— Begin Data provided —

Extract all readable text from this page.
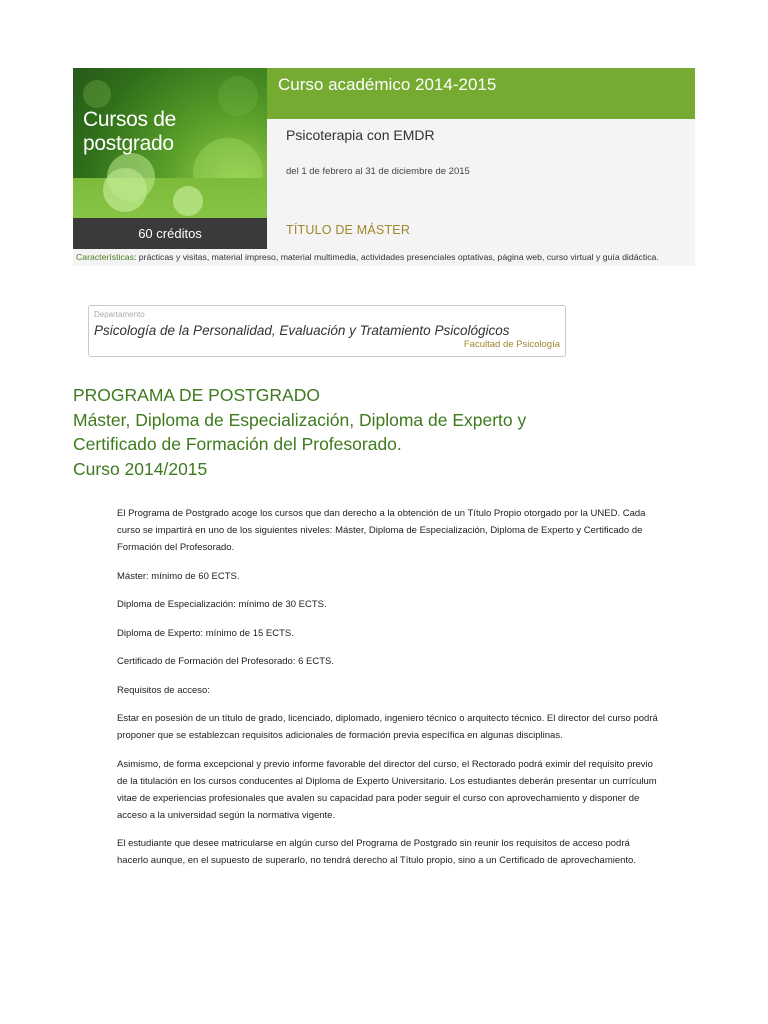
Cursos de postgrado
60 créditos
Curso académico 2014-2015
Psicoterapia con EMDR
del 1 de febrero al 31 de diciembre de 2015
TÍTULO DE MÁSTER
Características: prácticas y visitas, material impreso, material multimedia, actividades presenciales optativas, página web, curso virtual y guía didáctica.
Departamento
Psicología de la Personalidad, Evaluación y Tratamiento Psicológicos
Facultad de Psicología
PROGRAMA DE POSTGRADO
Máster, Diploma de Especialización, Diploma de Experto y
Certificado de Formación del Profesorado.
Curso 2014/2015

El Programa de Postgrado acoge los cursos que dan derecho a la obtención de un Título Propio otorgado por la UNED. Cada curso se impartirá en uno de los siguientes niveles: Máster, Diploma de Especialización, Diploma de Experto y Certificado de Formación del Profesorado.

Máster: mínimo de 60 ECTS.

Diploma de Especialización: mínimo de 30 ECTS.

Diploma de Experto: mínimo de 15 ECTS.

Certificado de Formación del Profesorado: 6 ECTS.

Requisitos de acceso:

Estar en posesión de un título de grado, licenciado, diplomado, ingeniero técnico o arquitecto técnico. El director del curso podrá proponer que se establezcan requisitos adicionales de formación previa específica en algunas disciplinas.

Asimismo, de forma excepcional y previo informe favorable del director del curso, el Rectorado podrá eximir del requisito previo de la titulación en los cursos conducentes al Diploma de Experto Universitario. Los estudiantes deberán presentar un currículum vitae de experiencias profesionales que avalen su capacidad para poder seguir el curso con aprovechamiento y disponer de acceso a la universidad según la normativa vigente.

El estudiante que desee matricularse en algún curso del Programa de Postgrado sin reunir los requisitos de acceso podrá hacerlo aunque, en el supuesto de superarlo, no tendrá derecho al Título propio, sino a un Certificado de aprovechamiento.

— End Data provided —

**Prompt**
Restate each of the entries above word for word and skip every image.

**Written reply**
Extract all readable text from this page.
Cursos de postgrado
60 créditos
Curso académico 2014-2015
Psicoterapia con EMDR
del 1 de febrero al 31 de diciembre de 2015
TÍTULO DE MÁSTER
Características: prácticas y visitas, material impreso, material multimedia, actividades presenciales optativas, página web, curso virtual y guía didáctica.
Departamento
Psicología de la Personalidad, Evaluación y Tratamiento Psicológicos
Facultad de Psicología
PROGRAMA DE POSTGRADO
Máster, Diploma de Especialización, Diploma de Experto y
Certificado de Formación del Profesorado.
Curso 2014/2015

El Programa de Postgrado acoge los cursos que dan derecho a la obtención de un Título Propio otorgado por la UNED. Cada curso se impartirá en uno de los siguientes niveles: Máster, Diploma de Especialización, Diploma de Experto y Certificado de Formación del Profesorado.

Máster: mínimo de 60 ECTS.

Diploma de Especialización: mínimo de 30 ECTS.

Diploma de Experto: mínimo de 15 ECTS.

Certificado de Formación del Profesorado: 6 ECTS.

Requisitos de acceso:

Estar en posesión de un título de grado, licenciado, diplomado, ingeniero técnico o arquitecto técnico. El director del curso podrá proponer que se establezcan requisitos adicionales de formación previa específica en algunas disciplinas.

Asimismo, de forma excepcional y previo informe favorable del director del curso, el Rectorado podrá eximir del requisito previo de la titulación en los cursos conducentes al Diploma de Experto Universitario. Los estudiantes deberán presentar un currículum vitae de experiencias profesionales que avalen su capacidad para poder seguir el curso con aprovechamiento y disponer de acceso a la universidad según la normativa vigente.

El estudiante que desee matricularse en algún curso del Programa de Postgrado sin reunir los requisitos de acceso podrá hacerlo aunque, en el supuesto de superarlo, no tendrá derecho al Título propio, sino a un Certificado de aprovechamiento.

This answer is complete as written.